Please pull out every line that includes the string "curvature".

#####

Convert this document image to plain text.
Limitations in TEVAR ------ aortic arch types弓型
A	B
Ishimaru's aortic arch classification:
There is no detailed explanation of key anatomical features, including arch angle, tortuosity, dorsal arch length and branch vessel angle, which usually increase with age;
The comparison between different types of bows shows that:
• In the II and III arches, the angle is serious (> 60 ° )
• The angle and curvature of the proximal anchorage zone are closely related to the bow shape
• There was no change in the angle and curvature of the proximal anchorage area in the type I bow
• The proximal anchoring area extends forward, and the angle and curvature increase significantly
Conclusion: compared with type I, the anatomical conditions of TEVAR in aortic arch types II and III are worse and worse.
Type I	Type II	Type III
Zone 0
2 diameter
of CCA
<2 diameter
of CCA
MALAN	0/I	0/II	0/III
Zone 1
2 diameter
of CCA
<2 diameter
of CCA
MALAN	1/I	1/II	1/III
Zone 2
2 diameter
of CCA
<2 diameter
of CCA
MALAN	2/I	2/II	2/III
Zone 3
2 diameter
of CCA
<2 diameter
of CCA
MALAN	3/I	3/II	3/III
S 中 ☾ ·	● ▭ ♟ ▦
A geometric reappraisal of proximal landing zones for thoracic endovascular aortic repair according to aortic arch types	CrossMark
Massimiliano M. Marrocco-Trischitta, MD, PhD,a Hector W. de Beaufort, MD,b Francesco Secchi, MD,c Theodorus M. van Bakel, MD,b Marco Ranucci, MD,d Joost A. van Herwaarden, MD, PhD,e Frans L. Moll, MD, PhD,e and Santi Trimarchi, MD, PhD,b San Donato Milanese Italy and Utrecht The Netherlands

#####

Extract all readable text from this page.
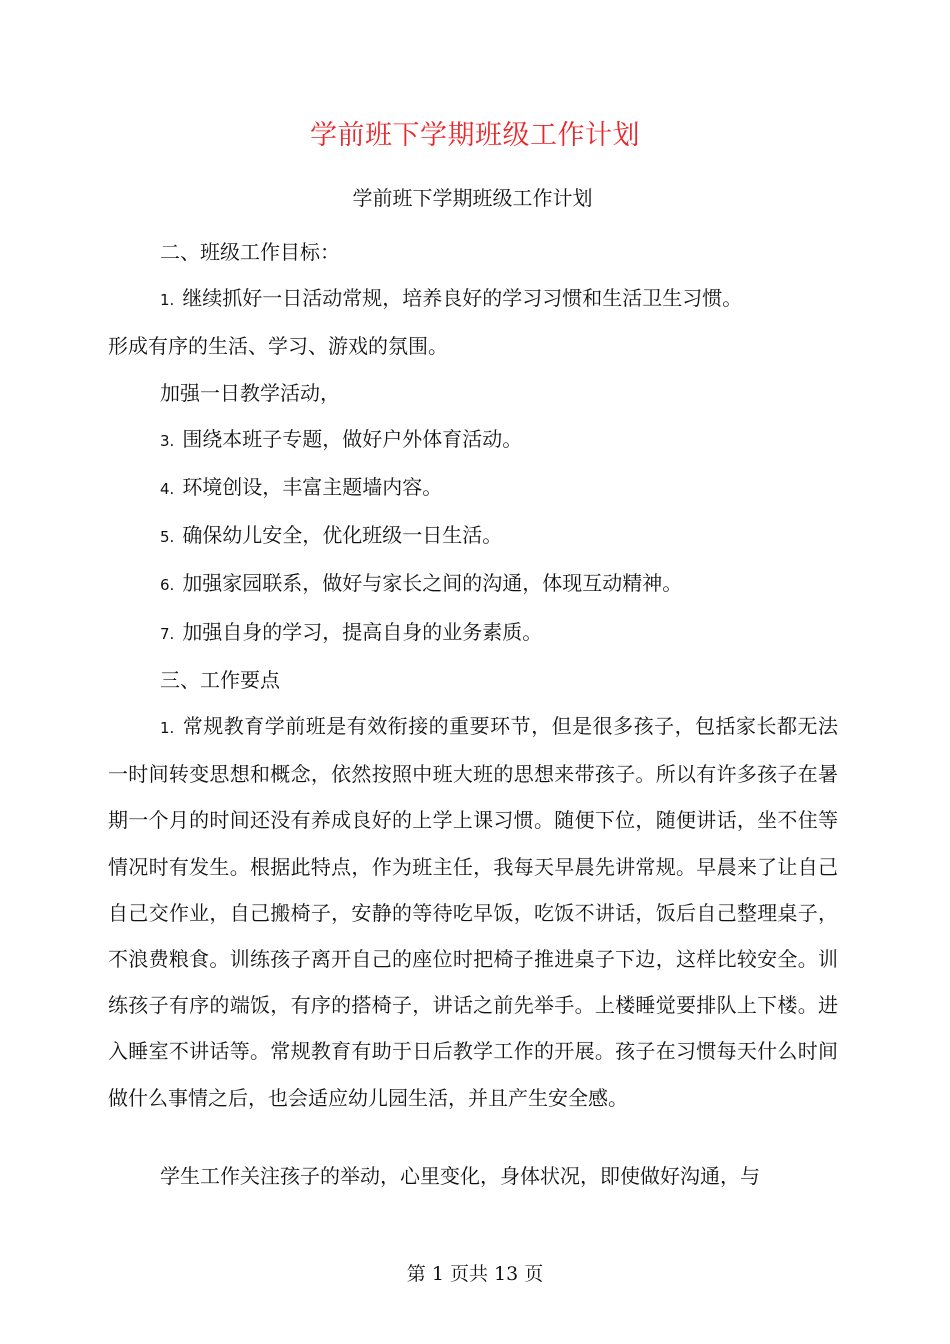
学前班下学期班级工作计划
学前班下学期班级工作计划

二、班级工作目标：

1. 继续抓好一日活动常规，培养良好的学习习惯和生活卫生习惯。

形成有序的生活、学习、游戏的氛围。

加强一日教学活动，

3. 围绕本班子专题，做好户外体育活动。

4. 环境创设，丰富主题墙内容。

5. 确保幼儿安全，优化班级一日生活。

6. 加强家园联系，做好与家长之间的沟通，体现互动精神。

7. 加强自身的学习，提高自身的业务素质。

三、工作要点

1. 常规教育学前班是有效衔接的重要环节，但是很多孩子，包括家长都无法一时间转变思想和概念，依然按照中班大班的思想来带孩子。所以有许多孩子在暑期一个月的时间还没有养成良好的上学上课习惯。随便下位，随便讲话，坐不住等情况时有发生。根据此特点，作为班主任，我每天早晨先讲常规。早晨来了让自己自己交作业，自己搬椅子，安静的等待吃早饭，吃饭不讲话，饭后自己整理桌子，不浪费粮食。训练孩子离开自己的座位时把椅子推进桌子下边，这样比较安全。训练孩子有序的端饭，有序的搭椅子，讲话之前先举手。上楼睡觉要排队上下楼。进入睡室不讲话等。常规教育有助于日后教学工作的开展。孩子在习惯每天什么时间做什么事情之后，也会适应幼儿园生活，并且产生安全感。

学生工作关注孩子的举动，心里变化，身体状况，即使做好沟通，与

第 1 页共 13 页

#####

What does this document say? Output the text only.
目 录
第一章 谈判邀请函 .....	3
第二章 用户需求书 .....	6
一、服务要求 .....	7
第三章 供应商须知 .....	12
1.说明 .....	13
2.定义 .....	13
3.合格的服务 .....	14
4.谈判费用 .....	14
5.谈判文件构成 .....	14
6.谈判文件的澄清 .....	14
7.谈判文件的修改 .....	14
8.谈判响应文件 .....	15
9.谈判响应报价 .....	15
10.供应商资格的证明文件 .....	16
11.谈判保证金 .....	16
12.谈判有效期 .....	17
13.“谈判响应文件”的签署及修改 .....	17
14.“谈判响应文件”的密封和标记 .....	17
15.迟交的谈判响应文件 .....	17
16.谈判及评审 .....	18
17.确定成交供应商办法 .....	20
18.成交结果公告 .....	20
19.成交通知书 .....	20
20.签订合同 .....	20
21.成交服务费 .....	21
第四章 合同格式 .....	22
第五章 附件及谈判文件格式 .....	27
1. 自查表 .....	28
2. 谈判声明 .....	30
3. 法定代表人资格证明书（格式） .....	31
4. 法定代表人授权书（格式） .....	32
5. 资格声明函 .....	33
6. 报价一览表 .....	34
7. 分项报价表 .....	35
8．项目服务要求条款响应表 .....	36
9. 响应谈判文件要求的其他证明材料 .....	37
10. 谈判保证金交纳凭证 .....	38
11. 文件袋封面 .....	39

#####

[TASK RESPONSE]
• The angle and curvature of the proximal anchorage zone are closely related to the bow shape
• There was no change in the angle and curvature of the proximal anchorage area in the type I bow
• The proximal anchoring area extends forward, and the angle and curvature increase significantly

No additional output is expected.